#### Stored records ####

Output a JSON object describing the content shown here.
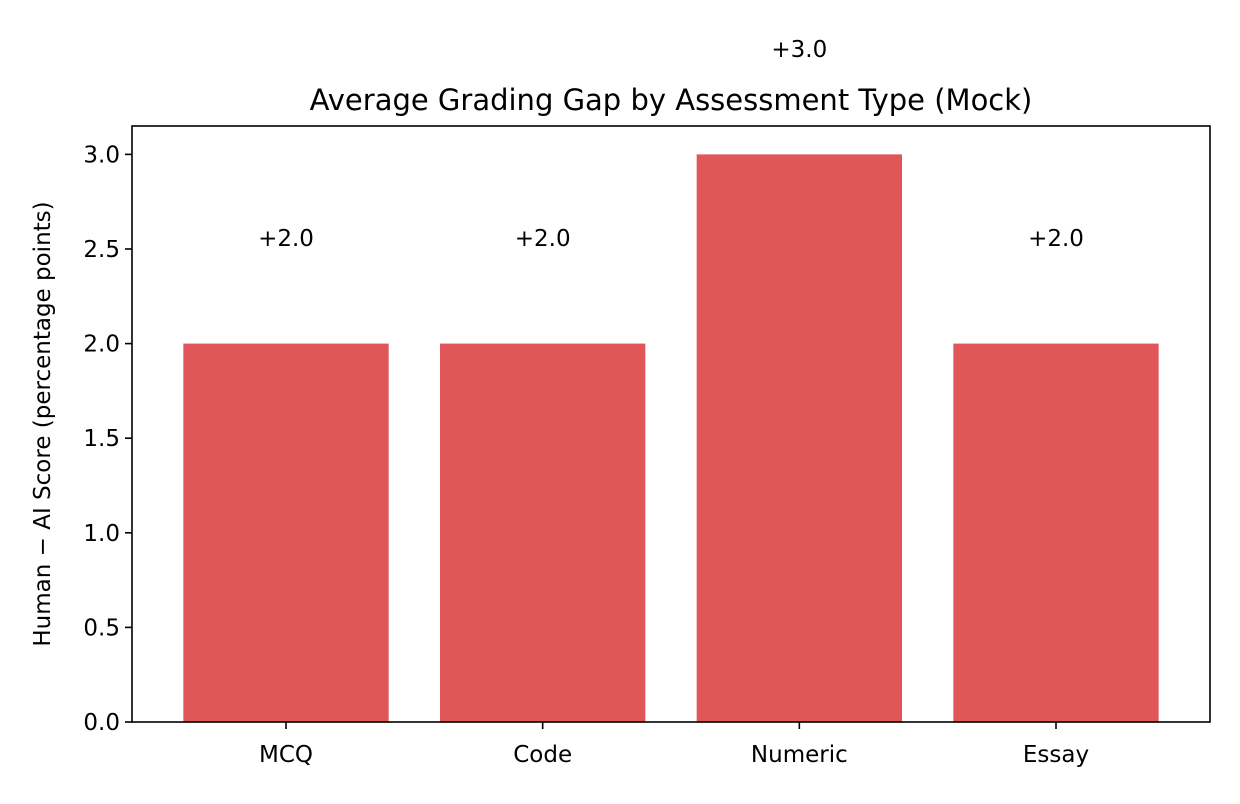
{
  "chart_data": {
    "type": "bar",
    "title": "Average Grading Gap by Assessment Type (Mock)",
    "xlabel": "",
    "ylabel": "Human − AI Score (percentage points)",
    "categories": [
      "MCQ",
      "Code",
      "Numeric",
      "Essay"
    ],
    "values": [
      2.0,
      2.0,
      3.0,
      2.0
    ],
    "data_labels": [
      "+2.0",
      "+2.0",
      "+3.0",
      "+2.0"
    ],
    "ylim": [
      0,
      3.15
    ],
    "yticks": [
      0.0,
      0.5,
      1.0,
      1.5,
      2.0,
      2.5,
      3.0
    ],
    "ytick_labels": [
      "0.0",
      "0.5",
      "1.0",
      "1.5",
      "2.0",
      "2.5",
      "3.0"
    ],
    "bar_color": "#e15759",
    "grid": false,
    "legend": "none"
  }
}
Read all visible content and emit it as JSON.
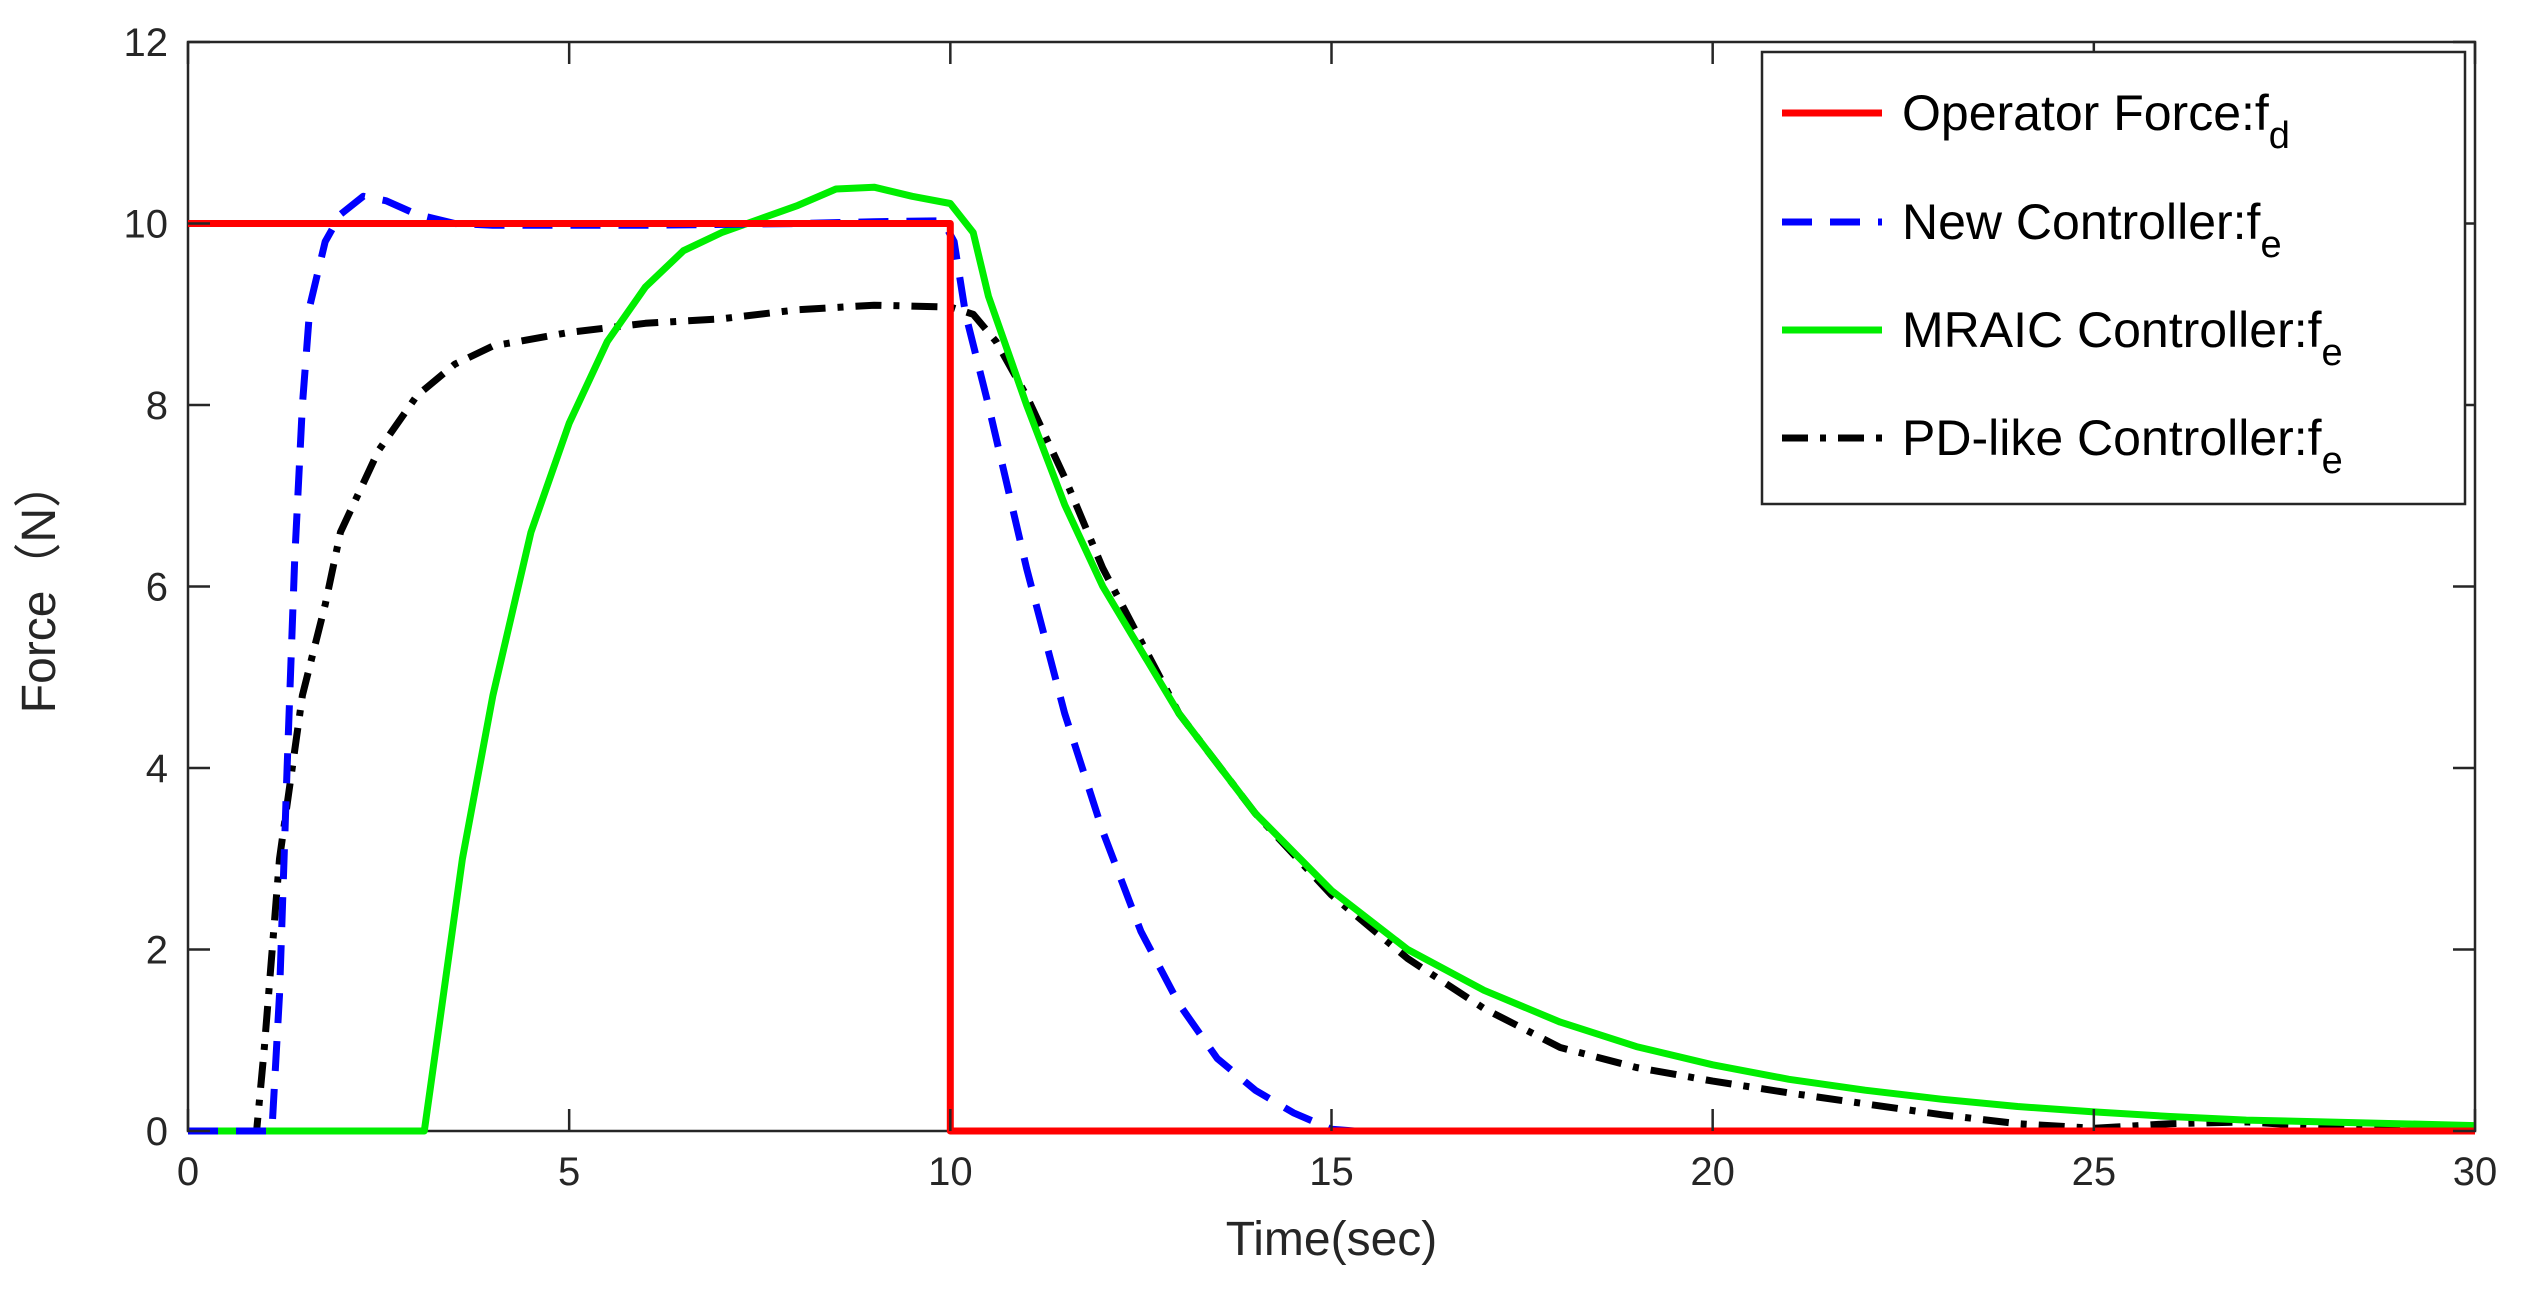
{
  "chart_data": {
    "type": "line",
    "xlabel": "Time(sec)",
    "ylabel": "Force（N）",
    "xlim": [
      0,
      30
    ],
    "ylim": [
      0,
      12
    ],
    "xticks": [
      0,
      5,
      10,
      15,
      20,
      25,
      30
    ],
    "yticks": [
      0,
      2,
      4,
      6,
      8,
      10,
      12
    ],
    "grid": false,
    "legend_position": "top-right",
    "series": [
      {
        "name": "Operator Force:f",
        "subscript": "d",
        "color": "#ff0000",
        "style": "solid",
        "points": [
          [
            0,
            10
          ],
          [
            10,
            10
          ],
          [
            10,
            0
          ],
          [
            30,
            0
          ]
        ]
      },
      {
        "name": "New Controller:f",
        "subscript": "e",
        "color": "#0000ff",
        "style": "dashed",
        "points": [
          [
            0,
            0
          ],
          [
            1.1,
            0
          ],
          [
            1.2,
            1.5
          ],
          [
            1.3,
            4
          ],
          [
            1.4,
            6.3
          ],
          [
            1.5,
            8
          ],
          [
            1.6,
            9.1
          ],
          [
            1.8,
            9.8
          ],
          [
            2.0,
            10.1
          ],
          [
            2.3,
            10.3
          ],
          [
            2.6,
            10.25
          ],
          [
            3.0,
            10.1
          ],
          [
            3.5,
            10.0
          ],
          [
            4,
            9.98
          ],
          [
            6,
            9.98
          ],
          [
            8,
            10.0
          ],
          [
            9,
            10.02
          ],
          [
            9.9,
            10.03
          ],
          [
            10.05,
            9.8
          ],
          [
            10.2,
            9.0
          ],
          [
            10.5,
            8.0
          ],
          [
            11,
            6.2
          ],
          [
            11.5,
            4.6
          ],
          [
            12,
            3.3
          ],
          [
            12.5,
            2.2
          ],
          [
            13,
            1.4
          ],
          [
            13.5,
            0.8
          ],
          [
            14,
            0.45
          ],
          [
            14.5,
            0.2
          ],
          [
            15,
            0.02
          ],
          [
            15.3,
            0
          ],
          [
            30,
            0
          ]
        ]
      },
      {
        "name": "MRAIC Controller:f",
        "subscript": "e",
        "color": "#00ee00",
        "style": "solid",
        "points": [
          [
            0,
            0
          ],
          [
            3.1,
            0
          ],
          [
            3.3,
            1.2
          ],
          [
            3.6,
            3.0
          ],
          [
            4,
            4.8
          ],
          [
            4.5,
            6.6
          ],
          [
            5,
            7.8
          ],
          [
            5.5,
            8.7
          ],
          [
            6,
            9.3
          ],
          [
            6.5,
            9.7
          ],
          [
            7,
            9.9
          ],
          [
            7.5,
            10.05
          ],
          [
            8,
            10.2
          ],
          [
            8.5,
            10.38
          ],
          [
            9,
            10.4
          ],
          [
            9.5,
            10.3
          ],
          [
            10.0,
            10.22
          ],
          [
            10.3,
            9.9
          ],
          [
            10.5,
            9.2
          ],
          [
            11,
            8.0
          ],
          [
            11.5,
            6.9
          ],
          [
            12,
            6.0
          ],
          [
            13,
            4.6
          ],
          [
            14,
            3.5
          ],
          [
            15,
            2.65
          ],
          [
            16,
            2.0
          ],
          [
            17,
            1.55
          ],
          [
            18,
            1.2
          ],
          [
            19,
            0.93
          ],
          [
            20,
            0.73
          ],
          [
            21,
            0.57
          ],
          [
            22,
            0.45
          ],
          [
            23,
            0.35
          ],
          [
            24,
            0.27
          ],
          [
            25,
            0.21
          ],
          [
            26,
            0.16
          ],
          [
            27,
            0.12
          ],
          [
            28,
            0.1
          ],
          [
            29,
            0.08
          ],
          [
            30,
            0.06
          ]
        ]
      },
      {
        "name": "PD-like Controller:f",
        "subscript": "e",
        "color": "#000000",
        "style": "dashdot",
        "points": [
          [
            0,
            0
          ],
          [
            0.9,
            0
          ],
          [
            1.0,
            0.9
          ],
          [
            1.2,
            3.0
          ],
          [
            1.5,
            4.8
          ],
          [
            1.8,
            5.8
          ],
          [
            2,
            6.6
          ],
          [
            2.5,
            7.5
          ],
          [
            3,
            8.1
          ],
          [
            3.5,
            8.45
          ],
          [
            4,
            8.65
          ],
          [
            5,
            8.8
          ],
          [
            6,
            8.9
          ],
          [
            7,
            8.95
          ],
          [
            8,
            9.05
          ],
          [
            9,
            9.1
          ],
          [
            10,
            9.08
          ],
          [
            10.3,
            9.0
          ],
          [
            10.6,
            8.7
          ],
          [
            11,
            8.1
          ],
          [
            11.5,
            7.2
          ],
          [
            12,
            6.2
          ],
          [
            13,
            4.6
          ],
          [
            14,
            3.5
          ],
          [
            15,
            2.6
          ],
          [
            16,
            1.9
          ],
          [
            17,
            1.35
          ],
          [
            18,
            0.92
          ],
          [
            19,
            0.7
          ],
          [
            20,
            0.55
          ],
          [
            21,
            0.42
          ],
          [
            22,
            0.3
          ],
          [
            23,
            0.18
          ],
          [
            24,
            0.08
          ],
          [
            25,
            0.03
          ],
          [
            26,
            0.08
          ],
          [
            27,
            0.1
          ],
          [
            28,
            0.05
          ],
          [
            29,
            0.01
          ],
          [
            30,
            0
          ]
        ]
      }
    ]
  }
}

####

What you are asked to do. Transcribe the listing in full. Omit the pictures and keep every line exact.

Solution to this exercise.
Output a JSON object describing the content shown here.
{
  "chart_data": {
    "type": "bar",
    "title": "Average Grading Gap by Assessment Type (Mock)",
    "xlabel": "",
    "ylabel": "Human − AI Score (percentage points)",
    "categories": [
      "MCQ",
      "Code",
      "Numeric",
      "Essay"
    ],
    "values": [
      2.0,
      2.0,
      3.0,
      2.0
    ],
    "data_labels": [
      "+2.0",
      "+2.0",
      "+3.0",
      "+2.0"
    ],
    "ylim": [
      0,
      3.15
    ],
    "yticks": [
      0.0,
      0.5,
      1.0,
      1.5,
      2.0,
      2.5,
      3.0
    ],
    "ytick_labels": [
      "0.0",
      "0.5",
      "1.0",
      "1.5",
      "2.0",
      "2.5",
      "3.0"
    ],
    "bar_color": "#e15759",
    "grid": false,
    "legend": "none"
  }
}
Read all visible content and emit it as JSON.
{
  "chart_data": {
    "type": "line",
    "xlabel": "Time(sec)",
    "ylabel": "Force（N）",
    "xlim": [
      0,
      30
    ],
    "ylim": [
      0,
      12
    ],
    "xticks": [
      0,
      5,
      10,
      15,
      20,
      25,
      30
    ],
    "yticks": [
      0,
      2,
      4,
      6,
      8,
      10,
      12
    ],
    "grid": false,
    "legend_position": "top-right",
    "series": [
      {
        "name": "Operator Force:f",
        "subscript": "d",
        "color": "#ff0000",
        "style": "solid",
        "points": [
          [
            0,
            10
          ],
          [
            10,
            10
          ],
          [
            10,
            0
          ],
          [
            30,
            0
          ]
        ]
      },
      {
        "name": "New Controller:f",
        "subscript": "e",
        "color": "#0000ff",
        "style": "dashed",
        "points": [
          [
            0,
            0
          ],
          [
            1.1,
            0
          ],
          [
            1.2,
            1.5
          ],
          [
            1.3,
            4
          ],
          [
            1.4,
            6.3
          ],
          [
            1.5,
            8
          ],
          [
            1.6,
            9.1
          ],
          [
            1.8,
            9.8
          ],
          [
            2.0,
            10.1
          ],
          [
            2.3,
            10.3
          ],
          [
            2.6,
            10.25
          ],
          [
            3.0,
            10.1
          ],
          [
            3.5,
            10.0
          ],
          [
            4,
            9.98
          ],
          [
            6,
            9.98
          ],
          [
            8,
            10.0
          ],
          [
            9,
            10.02
          ],
          [
            9.9,
            10.03
          ],
          [
            10.05,
            9.8
          ],
          [
            10.2,
            9.0
          ],
          [
            10.5,
            8.0
          ],
          [
            11,
            6.2
          ],
          [
            11.5,
            4.6
          ],
          [
            12,
            3.3
          ],
          [
            12.5,
            2.2
          ],
          [
            13,
            1.4
          ],
          [
            13.5,
            0.8
          ],
          [
            14,
            0.45
          ],
          [
            14.5,
            0.2
          ],
          [
            15,
            0.02
          ],
          [
            15.3,
            0
          ],
          [
            30,
            0
          ]
        ]
      },
      {
        "name": "MRAIC Controller:f",
        "subscript": "e",
        "color": "#00ee00",
        "style": "solid",
        "points": [
          [
            0,
            0
          ],
          [
            3.1,
            0
          ],
          [
            3.3,
            1.2
          ],
          [
            3.6,
            3.0
          ],
          [
            4,
            4.8
          ],
          [
            4.5,
            6.6
          ],
          [
            5,
            7.8
          ],
          [
            5.5,
            8.7
          ],
          [
            6,
            9.3
          ],
          [
            6.5,
            9.7
          ],
          [
            7,
            9.9
          ],
          [
            7.5,
            10.05
          ],
          [
            8,
            10.2
          ],
          [
            8.5,
            10.38
          ],
          [
            9,
            10.4
          ],
          [
            9.5,
            10.3
          ],
          [
            10.0,
            10.22
          ],
          [
            10.3,
            9.9
          ],
          [
            10.5,
            9.2
          ],
          [
            11,
            8.0
          ],
          [
            11.5,
            6.9
          ],
          [
            12,
            6.0
          ],
          [
            13,
            4.6
          ],
          [
            14,
            3.5
          ],
          [
            15,
            2.65
          ],
          [
            16,
            2.0
          ],
          [
            17,
            1.55
          ],
          [
            18,
            1.2
          ],
          [
            19,
            0.93
          ],
          [
            20,
            0.73
          ],
          [
            21,
            0.57
          ],
          [
            22,
            0.45
          ],
          [
            23,
            0.35
          ],
          [
            24,
            0.27
          ],
          [
            25,
            0.21
          ],
          [
            26,
            0.16
          ],
          [
            27,
            0.12
          ],
          [
            28,
            0.1
          ],
          [
            29,
            0.08
          ],
          [
            30,
            0.06
          ]
        ]
      },
      {
        "name": "PD-like Controller:f",
        "subscript": "e",
        "color": "#000000",
        "style": "dashdot",
        "points": [
          [
            0,
            0
          ],
          [
            0.9,
            0
          ],
          [
            1.0,
            0.9
          ],
          [
            1.2,
            3.0
          ],
          [
            1.5,
            4.8
          ],
          [
            1.8,
            5.8
          ],
          [
            2,
            6.6
          ],
          [
            2.5,
            7.5
          ],
          [
            3,
            8.1
          ],
          [
            3.5,
            8.45
          ],
          [
            4,
            8.65
          ],
          [
            5,
            8.8
          ],
          [
            6,
            8.9
          ],
          [
            7,
            8.95
          ],
          [
            8,
            9.05
          ],
          [
            9,
            9.1
          ],
          [
            10,
            9.08
          ],
          [
            10.3,
            9.0
          ],
          [
            10.6,
            8.7
          ],
          [
            11,
            8.1
          ],
          [
            11.5,
            7.2
          ],
          [
            12,
            6.2
          ],
          [
            13,
            4.6
          ],
          [
            14,
            3.5
          ],
          [
            15,
            2.6
          ],
          [
            16,
            1.9
          ],
          [
            17,
            1.35
          ],
          [
            18,
            0.92
          ],
          [
            19,
            0.7
          ],
          [
            20,
            0.55
          ],
          [
            21,
            0.42
          ],
          [
            22,
            0.3
          ],
          [
            23,
            0.18
          ],
          [
            24,
            0.08
          ],
          [
            25,
            0.03
          ],
          [
            26,
            0.08
          ],
          [
            27,
            0.1
          ],
          [
            28,
            0.05
          ],
          [
            29,
            0.01
          ],
          [
            30,
            0
          ]
        ]
      }
    ]
  }
}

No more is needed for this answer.